DESCRIPTION OF THE TASK
Swap "Selaön" for "Selaon" in the records, starting at the line that contains "most 100 elements." and ending at the line that contains "point-tobo-14 bbox=[256, 302, 264, 310]". Give only those lines, with nothing else changed.

STORED ROWS
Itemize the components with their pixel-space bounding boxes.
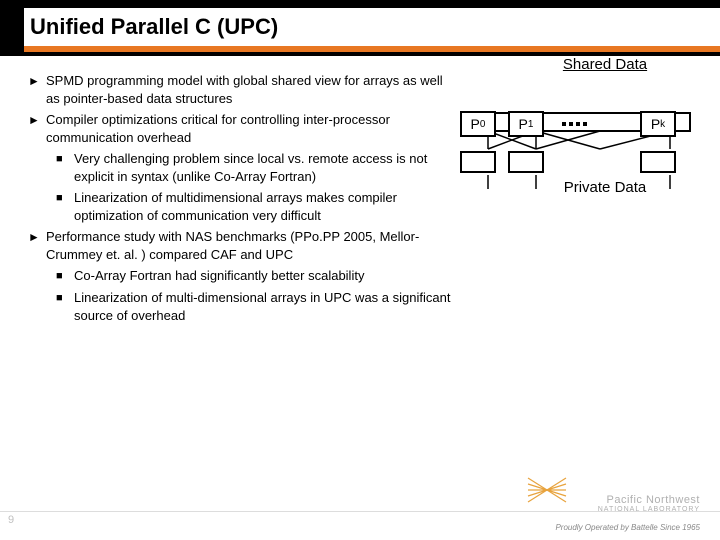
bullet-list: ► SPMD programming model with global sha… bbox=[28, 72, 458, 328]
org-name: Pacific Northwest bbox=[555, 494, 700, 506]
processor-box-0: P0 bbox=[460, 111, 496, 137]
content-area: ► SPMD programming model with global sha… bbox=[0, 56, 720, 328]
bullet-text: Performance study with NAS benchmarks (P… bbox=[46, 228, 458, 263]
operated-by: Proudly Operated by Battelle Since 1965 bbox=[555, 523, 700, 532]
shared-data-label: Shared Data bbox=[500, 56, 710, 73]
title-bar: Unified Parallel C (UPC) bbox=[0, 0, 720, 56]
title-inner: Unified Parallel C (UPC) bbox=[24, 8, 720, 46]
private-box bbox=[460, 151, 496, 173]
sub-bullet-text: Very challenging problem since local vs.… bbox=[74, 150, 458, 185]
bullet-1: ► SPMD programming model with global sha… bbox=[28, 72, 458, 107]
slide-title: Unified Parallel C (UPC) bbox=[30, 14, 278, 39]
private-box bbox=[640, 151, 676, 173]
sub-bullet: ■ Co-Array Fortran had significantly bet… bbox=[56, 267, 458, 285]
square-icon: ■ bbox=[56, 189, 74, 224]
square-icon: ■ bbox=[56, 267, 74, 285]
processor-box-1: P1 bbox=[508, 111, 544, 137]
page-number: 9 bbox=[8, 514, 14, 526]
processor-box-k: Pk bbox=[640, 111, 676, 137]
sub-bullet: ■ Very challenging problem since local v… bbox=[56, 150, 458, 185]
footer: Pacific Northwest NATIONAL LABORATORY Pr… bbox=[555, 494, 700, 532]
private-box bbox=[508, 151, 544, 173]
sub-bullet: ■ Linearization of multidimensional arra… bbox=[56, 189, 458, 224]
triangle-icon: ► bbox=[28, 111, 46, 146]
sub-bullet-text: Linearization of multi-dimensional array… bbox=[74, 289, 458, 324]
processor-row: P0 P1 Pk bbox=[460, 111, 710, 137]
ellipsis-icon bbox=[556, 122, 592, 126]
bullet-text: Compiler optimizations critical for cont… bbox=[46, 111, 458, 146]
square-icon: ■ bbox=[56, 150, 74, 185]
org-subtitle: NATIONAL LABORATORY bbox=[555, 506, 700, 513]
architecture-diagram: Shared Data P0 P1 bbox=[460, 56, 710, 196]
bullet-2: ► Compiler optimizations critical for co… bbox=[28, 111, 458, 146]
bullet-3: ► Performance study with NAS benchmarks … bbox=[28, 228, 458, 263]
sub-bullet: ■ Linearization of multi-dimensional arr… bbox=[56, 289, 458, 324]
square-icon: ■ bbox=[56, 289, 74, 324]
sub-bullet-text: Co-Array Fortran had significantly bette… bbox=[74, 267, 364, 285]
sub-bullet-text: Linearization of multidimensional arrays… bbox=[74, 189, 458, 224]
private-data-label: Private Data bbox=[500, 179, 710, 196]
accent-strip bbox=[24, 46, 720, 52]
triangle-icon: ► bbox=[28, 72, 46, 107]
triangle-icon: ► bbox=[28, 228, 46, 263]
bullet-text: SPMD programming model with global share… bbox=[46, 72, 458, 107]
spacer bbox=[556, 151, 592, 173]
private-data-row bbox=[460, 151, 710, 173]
==
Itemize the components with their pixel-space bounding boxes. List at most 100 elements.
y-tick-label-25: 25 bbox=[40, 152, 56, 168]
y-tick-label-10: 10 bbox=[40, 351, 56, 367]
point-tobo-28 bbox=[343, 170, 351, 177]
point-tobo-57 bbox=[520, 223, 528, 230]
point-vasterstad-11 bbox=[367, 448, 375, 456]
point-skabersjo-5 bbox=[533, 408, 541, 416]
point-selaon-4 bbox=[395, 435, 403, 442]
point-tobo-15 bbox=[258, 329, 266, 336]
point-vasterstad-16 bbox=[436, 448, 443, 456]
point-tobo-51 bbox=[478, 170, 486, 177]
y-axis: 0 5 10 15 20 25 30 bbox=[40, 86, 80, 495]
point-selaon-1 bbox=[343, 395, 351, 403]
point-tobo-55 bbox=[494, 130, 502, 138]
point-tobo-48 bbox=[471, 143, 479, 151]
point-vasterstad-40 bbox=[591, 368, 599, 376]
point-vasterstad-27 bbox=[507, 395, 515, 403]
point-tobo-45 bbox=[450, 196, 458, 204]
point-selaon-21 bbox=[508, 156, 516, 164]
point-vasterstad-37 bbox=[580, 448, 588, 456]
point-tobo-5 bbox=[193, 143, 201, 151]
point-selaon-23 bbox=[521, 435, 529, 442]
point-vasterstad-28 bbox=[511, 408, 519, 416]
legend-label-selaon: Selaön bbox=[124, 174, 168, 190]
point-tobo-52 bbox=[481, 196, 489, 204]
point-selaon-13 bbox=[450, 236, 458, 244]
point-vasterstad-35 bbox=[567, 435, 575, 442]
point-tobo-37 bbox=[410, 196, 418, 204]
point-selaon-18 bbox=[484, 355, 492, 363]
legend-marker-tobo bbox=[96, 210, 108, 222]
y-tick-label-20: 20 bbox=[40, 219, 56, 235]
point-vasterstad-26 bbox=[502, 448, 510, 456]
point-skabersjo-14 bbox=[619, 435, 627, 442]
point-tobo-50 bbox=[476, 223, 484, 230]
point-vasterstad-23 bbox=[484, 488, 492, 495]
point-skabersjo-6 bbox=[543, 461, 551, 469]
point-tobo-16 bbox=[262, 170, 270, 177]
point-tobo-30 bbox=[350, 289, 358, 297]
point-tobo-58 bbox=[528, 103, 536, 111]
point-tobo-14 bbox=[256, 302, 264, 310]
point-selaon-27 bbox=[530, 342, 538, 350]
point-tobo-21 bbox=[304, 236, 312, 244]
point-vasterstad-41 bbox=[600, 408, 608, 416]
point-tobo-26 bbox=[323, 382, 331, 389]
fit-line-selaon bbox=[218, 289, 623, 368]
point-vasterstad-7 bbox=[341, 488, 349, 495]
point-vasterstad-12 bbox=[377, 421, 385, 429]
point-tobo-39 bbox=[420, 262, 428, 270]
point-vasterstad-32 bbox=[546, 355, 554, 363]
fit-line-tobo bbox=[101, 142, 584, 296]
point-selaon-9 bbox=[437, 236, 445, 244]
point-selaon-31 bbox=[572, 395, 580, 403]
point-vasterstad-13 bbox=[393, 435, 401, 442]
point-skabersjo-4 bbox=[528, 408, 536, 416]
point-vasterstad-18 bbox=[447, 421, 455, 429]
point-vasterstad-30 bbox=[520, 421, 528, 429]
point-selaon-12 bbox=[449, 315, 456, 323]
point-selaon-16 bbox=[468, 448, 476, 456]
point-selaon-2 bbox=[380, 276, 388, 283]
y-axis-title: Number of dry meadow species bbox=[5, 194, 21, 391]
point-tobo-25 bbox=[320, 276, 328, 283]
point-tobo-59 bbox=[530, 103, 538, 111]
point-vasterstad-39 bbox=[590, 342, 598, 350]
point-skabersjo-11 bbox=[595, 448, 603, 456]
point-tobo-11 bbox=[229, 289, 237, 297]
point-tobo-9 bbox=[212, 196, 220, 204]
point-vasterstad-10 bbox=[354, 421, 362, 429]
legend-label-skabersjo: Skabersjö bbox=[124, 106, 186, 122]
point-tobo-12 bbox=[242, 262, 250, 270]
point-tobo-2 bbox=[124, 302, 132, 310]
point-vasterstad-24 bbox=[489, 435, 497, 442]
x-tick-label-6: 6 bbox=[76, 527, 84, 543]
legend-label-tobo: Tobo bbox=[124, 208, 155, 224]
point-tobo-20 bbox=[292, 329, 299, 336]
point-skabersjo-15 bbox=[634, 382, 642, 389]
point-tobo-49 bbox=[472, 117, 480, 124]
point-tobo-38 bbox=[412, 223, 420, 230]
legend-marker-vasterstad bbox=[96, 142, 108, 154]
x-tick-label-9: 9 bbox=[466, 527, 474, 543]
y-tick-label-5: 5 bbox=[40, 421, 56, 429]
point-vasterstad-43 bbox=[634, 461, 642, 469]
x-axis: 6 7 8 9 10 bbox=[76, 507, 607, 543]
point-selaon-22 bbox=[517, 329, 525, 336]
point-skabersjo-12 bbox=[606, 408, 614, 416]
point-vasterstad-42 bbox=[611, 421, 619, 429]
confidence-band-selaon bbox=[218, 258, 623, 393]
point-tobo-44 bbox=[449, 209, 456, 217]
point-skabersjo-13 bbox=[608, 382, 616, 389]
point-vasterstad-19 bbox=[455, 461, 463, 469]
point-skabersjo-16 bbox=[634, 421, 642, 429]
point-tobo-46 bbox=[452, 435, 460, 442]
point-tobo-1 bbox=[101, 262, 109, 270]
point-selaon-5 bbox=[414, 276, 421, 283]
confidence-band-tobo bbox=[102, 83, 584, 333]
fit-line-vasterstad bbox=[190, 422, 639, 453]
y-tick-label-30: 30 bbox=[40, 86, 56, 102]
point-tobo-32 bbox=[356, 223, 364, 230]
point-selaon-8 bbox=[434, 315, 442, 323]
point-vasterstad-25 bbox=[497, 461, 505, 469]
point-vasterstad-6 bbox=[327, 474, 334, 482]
--
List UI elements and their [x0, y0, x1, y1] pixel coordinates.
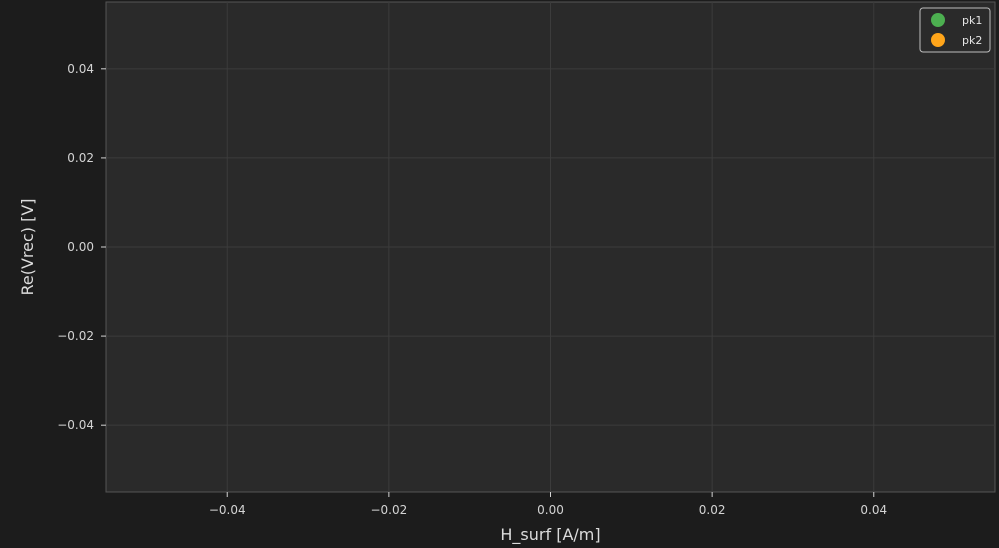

ANSWER TO THIS PROBLEM
Itemize the components with their pixel-space bounding boxes. List at most 100 elements.
y-tick-label-25: 25 bbox=[40, 152, 56, 168]
y-tick-label-10: 10 bbox=[40, 351, 56, 367]
point-tobo-28 bbox=[343, 170, 351, 177]
point-tobo-57 bbox=[520, 223, 528, 230]
point-vasterstad-11 bbox=[367, 448, 375, 456]
point-skabersjo-5 bbox=[533, 408, 541, 416]
point-selaon-4 bbox=[395, 435, 403, 442]
point-tobo-15 bbox=[258, 329, 266, 336]
point-vasterstad-16 bbox=[436, 448, 443, 456]
point-tobo-51 bbox=[478, 170, 486, 177]
y-axis: 0 5 10 15 20 25 30 bbox=[40, 86, 80, 495]
point-selaon-1 bbox=[343, 395, 351, 403]
point-tobo-55 bbox=[494, 130, 502, 138]
point-tobo-48 bbox=[471, 143, 479, 151]
point-vasterstad-40 bbox=[591, 368, 599, 376]
point-vasterstad-27 bbox=[507, 395, 515, 403]
point-tobo-45 bbox=[450, 196, 458, 204]
point-selaon-21 bbox=[508, 156, 516, 164]
point-vasterstad-37 bbox=[580, 448, 588, 456]
point-tobo-5 bbox=[193, 143, 201, 151]
point-selaon-23 bbox=[521, 435, 529, 442]
point-vasterstad-28 bbox=[511, 408, 519, 416]
legend-label-selaon: Selaon bbox=[124, 174, 168, 190]
point-tobo-52 bbox=[481, 196, 489, 204]
point-selaon-13 bbox=[450, 236, 458, 244]
point-vasterstad-35 bbox=[567, 435, 575, 442]
point-tobo-37 bbox=[410, 196, 418, 204]
point-selaon-18 bbox=[484, 355, 492, 363]
legend-marker-tobo bbox=[96, 210, 108, 222]
y-tick-label-20: 20 bbox=[40, 219, 56, 235]
point-vasterstad-26 bbox=[502, 448, 510, 456]
point-skabersjo-14 bbox=[619, 435, 627, 442]
point-tobo-50 bbox=[476, 223, 484, 230]
point-vasterstad-23 bbox=[484, 488, 492, 495]
point-skabersjo-6 bbox=[543, 461, 551, 469]
point-tobo-16 bbox=[262, 170, 270, 177]
point-tobo-30 bbox=[350, 289, 358, 297]
point-tobo-58 bbox=[528, 103, 536, 111]
point-tobo-14 bbox=[256, 302, 264, 310]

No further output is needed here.